◆ **Exercise requirements**: Take each line containing "podem" and report it exactly as written.

:::

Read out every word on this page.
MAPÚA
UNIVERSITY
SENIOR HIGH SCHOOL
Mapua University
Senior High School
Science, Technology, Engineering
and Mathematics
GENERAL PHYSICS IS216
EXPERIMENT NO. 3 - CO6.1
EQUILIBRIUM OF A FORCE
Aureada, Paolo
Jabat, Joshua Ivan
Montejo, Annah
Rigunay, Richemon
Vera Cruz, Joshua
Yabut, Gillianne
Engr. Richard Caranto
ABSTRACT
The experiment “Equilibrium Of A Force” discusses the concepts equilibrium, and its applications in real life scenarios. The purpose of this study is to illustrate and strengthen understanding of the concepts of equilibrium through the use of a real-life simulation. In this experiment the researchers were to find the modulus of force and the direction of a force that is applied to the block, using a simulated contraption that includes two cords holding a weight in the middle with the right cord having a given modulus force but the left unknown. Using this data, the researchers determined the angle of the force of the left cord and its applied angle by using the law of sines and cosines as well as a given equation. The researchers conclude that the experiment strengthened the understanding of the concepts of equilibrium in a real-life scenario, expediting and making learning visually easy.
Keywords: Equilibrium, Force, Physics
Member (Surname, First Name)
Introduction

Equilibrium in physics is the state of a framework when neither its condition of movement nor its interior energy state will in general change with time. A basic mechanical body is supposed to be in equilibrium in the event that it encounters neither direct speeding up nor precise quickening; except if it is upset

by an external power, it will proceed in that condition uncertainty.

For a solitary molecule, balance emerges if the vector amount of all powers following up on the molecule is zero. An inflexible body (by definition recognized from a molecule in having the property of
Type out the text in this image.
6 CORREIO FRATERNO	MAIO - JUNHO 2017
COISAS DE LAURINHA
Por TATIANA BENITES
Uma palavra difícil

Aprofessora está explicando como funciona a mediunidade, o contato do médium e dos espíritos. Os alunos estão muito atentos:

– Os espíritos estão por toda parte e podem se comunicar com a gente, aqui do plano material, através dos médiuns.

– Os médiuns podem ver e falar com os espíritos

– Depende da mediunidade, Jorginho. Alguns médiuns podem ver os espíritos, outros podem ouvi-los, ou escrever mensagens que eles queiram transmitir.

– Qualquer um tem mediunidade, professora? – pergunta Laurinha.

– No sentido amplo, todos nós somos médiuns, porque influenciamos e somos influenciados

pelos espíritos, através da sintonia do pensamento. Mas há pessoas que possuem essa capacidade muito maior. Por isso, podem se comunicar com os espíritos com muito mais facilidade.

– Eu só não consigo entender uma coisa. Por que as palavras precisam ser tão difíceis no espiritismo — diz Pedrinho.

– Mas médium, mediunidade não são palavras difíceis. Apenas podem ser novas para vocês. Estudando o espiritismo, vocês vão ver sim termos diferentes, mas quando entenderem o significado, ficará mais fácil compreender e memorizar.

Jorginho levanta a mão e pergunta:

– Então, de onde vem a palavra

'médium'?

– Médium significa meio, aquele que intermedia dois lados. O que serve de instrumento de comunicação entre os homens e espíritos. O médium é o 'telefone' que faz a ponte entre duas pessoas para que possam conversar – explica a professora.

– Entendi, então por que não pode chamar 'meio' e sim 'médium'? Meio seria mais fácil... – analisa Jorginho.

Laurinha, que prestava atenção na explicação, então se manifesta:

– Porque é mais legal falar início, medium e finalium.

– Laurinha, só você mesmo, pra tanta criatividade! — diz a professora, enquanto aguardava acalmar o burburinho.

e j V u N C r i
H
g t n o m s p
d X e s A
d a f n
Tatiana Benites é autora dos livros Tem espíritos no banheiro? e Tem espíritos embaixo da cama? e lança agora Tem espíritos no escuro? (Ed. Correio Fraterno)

:::

◆ **Output**:
– Os espíritos estão por toda parte e podem se comunicar com a gente, aqui do plano material, através dos médiuns.
– Os médiuns podem ver e falar com os espíritos
– Depende da mediunidade, Jorginho. Alguns médiuns podem ver os espíritos, outros podem ouvi-los, ou escrever mensagens que eles queiram transmitir.
pelos espíritos, através da sintonia do pensamento. Mas há pessoas que possuem essa capacidade muito maior. Por isso, podem se comunicar com os espíritos com muito mais facilidade.
– Mas médium, mediunidade não são palavras difíceis. Apenas podem ser novas para vocês. Estudando o espiritismo, vocês vão ver sim termos diferentes, mas quando entenderem o significado, ficará mais fácil compreender e memorizar.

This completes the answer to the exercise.